--- What you need to do ---
A line counts if it contains the string "cause"; say how many such lines there are, giving only the number.

--- Record excerpts ---
==========
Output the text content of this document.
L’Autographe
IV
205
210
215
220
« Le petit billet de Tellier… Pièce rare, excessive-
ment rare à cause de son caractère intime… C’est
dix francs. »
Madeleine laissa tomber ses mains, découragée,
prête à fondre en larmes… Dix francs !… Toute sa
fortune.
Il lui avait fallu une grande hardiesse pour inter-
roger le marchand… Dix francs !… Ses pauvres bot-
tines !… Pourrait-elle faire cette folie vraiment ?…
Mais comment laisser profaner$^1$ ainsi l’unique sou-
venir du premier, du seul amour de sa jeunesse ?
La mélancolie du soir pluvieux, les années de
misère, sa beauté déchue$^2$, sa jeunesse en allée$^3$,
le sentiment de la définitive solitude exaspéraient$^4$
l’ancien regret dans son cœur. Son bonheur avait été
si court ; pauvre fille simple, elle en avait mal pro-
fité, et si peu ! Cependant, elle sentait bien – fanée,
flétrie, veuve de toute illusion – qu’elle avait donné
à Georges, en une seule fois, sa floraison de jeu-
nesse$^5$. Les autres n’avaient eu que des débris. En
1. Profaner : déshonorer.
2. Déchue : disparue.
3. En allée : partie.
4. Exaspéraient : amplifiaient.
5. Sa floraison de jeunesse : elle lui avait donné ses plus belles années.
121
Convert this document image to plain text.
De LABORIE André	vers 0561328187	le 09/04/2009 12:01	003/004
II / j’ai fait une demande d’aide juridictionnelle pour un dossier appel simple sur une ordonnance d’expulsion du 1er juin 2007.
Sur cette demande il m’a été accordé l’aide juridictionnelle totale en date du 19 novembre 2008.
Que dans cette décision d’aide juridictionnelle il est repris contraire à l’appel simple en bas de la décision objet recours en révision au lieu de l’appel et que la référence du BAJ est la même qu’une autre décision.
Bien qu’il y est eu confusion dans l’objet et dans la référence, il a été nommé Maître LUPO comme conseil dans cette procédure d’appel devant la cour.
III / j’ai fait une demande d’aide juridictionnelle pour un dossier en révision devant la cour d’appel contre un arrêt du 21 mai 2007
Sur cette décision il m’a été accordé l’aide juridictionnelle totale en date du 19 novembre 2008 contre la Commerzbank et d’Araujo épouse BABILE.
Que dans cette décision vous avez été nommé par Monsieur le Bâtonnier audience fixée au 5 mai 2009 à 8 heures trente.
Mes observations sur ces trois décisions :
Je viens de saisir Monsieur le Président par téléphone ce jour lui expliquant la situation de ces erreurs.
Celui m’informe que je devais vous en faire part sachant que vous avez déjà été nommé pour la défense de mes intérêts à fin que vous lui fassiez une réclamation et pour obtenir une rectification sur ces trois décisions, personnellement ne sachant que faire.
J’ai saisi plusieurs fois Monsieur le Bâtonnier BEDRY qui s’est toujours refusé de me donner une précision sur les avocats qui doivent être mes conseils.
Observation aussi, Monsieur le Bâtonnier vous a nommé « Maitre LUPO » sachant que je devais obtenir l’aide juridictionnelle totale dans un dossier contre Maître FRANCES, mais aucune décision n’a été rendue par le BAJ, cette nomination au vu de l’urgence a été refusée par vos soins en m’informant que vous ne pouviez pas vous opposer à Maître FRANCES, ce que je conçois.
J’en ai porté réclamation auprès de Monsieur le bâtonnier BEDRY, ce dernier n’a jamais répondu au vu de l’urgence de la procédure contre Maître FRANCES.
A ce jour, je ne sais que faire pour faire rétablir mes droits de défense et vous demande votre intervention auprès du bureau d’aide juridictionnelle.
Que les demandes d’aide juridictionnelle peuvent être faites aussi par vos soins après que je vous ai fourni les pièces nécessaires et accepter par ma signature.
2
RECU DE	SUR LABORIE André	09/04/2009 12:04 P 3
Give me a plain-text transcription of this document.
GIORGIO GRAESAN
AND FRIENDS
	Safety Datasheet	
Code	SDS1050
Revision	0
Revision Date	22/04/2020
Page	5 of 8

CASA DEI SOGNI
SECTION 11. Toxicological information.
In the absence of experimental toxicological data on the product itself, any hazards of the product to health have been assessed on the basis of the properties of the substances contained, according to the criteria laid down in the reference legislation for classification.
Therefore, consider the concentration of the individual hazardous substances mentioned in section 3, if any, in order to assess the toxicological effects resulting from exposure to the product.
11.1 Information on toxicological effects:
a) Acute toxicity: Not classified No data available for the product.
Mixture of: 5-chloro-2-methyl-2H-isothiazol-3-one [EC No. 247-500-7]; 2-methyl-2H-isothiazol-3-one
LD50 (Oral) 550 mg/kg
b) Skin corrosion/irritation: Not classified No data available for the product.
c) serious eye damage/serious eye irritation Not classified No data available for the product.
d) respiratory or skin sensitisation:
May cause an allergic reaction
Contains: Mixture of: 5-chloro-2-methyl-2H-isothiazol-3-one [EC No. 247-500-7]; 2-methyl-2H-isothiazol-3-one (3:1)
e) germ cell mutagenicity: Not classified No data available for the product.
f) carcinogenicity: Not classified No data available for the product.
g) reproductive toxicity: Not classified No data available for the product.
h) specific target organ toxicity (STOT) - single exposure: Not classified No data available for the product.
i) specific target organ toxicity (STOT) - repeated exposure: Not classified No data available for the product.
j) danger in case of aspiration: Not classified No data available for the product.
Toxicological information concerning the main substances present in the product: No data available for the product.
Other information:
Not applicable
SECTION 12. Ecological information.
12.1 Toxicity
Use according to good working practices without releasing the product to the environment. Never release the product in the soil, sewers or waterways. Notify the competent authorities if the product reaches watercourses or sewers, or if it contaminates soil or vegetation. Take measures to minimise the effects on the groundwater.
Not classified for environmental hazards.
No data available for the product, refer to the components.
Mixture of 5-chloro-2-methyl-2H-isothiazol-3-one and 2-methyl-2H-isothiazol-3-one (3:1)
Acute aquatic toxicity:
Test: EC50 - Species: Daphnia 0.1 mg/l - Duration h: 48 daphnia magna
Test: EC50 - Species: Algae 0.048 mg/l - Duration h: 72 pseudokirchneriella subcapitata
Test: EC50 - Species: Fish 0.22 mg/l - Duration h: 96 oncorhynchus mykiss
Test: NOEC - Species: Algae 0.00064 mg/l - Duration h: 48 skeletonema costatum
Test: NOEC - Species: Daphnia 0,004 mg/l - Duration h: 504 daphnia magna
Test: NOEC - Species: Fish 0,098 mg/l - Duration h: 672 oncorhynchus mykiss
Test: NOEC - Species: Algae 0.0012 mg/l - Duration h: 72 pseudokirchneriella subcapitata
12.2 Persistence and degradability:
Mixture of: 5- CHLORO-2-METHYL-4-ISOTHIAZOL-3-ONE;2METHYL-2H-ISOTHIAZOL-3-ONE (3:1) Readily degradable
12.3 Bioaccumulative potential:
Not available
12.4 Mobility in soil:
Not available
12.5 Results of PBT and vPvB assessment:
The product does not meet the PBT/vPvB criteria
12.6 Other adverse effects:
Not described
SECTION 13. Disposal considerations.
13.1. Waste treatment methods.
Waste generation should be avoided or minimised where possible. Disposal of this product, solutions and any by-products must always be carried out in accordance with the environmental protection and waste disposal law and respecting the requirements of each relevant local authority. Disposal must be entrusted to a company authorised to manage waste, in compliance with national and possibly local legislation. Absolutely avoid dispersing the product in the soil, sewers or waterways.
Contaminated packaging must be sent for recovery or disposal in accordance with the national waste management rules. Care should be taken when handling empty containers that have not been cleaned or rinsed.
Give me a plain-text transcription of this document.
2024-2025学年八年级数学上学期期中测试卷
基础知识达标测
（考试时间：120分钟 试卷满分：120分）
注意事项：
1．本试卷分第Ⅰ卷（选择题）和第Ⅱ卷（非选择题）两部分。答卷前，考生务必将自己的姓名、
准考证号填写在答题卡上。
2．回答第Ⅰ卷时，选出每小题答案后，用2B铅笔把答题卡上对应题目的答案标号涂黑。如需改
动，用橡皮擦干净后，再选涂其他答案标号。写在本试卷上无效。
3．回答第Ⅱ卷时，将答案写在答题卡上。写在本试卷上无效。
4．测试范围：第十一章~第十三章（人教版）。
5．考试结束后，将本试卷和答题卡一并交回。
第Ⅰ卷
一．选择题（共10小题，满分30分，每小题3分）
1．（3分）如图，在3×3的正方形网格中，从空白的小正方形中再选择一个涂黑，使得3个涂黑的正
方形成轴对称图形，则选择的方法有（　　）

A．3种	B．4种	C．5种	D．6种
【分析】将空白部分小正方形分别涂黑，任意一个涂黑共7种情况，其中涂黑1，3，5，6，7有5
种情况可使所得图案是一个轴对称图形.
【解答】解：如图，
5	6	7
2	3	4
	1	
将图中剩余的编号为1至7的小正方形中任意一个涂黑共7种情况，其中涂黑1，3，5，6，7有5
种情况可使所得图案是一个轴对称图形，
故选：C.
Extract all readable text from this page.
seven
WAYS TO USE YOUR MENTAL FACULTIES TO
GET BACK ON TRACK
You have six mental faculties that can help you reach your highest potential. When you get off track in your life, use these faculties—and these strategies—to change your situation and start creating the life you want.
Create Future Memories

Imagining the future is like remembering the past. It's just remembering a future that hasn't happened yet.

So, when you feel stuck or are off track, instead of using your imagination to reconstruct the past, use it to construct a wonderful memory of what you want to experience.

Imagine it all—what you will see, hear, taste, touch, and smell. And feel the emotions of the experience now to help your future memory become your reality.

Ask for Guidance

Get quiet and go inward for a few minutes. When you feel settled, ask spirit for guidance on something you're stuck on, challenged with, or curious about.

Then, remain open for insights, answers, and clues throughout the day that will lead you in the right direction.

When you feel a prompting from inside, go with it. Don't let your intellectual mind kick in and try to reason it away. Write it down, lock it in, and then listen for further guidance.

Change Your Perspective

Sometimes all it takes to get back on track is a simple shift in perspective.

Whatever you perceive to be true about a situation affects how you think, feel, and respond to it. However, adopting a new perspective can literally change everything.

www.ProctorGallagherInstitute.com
==========
--- Solution to this exercise ---
2